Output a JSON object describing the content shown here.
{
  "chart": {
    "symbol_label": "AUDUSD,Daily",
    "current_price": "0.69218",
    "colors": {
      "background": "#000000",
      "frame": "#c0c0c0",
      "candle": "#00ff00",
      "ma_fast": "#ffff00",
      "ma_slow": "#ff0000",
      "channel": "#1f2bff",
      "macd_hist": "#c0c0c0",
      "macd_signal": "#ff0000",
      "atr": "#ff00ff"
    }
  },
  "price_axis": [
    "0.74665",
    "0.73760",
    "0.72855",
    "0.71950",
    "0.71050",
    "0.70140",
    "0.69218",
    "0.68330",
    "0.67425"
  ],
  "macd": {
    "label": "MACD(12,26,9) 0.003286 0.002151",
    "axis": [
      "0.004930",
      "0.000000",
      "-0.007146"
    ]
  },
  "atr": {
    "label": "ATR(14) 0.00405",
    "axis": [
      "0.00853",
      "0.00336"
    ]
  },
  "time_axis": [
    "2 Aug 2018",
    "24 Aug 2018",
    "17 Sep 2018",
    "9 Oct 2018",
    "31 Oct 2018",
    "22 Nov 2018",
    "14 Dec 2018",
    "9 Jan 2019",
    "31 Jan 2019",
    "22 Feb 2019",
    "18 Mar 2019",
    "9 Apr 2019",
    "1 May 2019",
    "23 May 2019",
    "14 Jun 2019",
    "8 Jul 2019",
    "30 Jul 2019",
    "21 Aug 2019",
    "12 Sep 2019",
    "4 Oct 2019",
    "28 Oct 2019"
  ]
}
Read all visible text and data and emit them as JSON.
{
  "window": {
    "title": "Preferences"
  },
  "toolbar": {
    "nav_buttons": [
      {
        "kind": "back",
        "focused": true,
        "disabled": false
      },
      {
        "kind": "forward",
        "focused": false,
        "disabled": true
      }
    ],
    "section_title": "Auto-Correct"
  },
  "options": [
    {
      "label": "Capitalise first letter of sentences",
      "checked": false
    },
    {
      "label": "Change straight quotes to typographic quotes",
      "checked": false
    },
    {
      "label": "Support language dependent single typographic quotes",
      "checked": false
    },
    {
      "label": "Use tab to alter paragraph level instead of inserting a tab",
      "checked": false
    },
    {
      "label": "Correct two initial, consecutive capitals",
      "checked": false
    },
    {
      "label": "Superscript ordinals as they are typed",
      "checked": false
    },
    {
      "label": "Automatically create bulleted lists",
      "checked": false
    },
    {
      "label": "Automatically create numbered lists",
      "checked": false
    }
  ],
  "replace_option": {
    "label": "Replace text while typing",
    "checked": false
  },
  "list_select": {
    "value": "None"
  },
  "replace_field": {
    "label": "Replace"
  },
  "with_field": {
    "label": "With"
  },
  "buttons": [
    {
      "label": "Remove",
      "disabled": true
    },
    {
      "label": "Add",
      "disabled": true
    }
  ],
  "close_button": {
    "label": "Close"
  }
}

- _What this task involves_
The records are above. How many lines in them contain the word "true"? Give the number alone.

- _Complete output_
4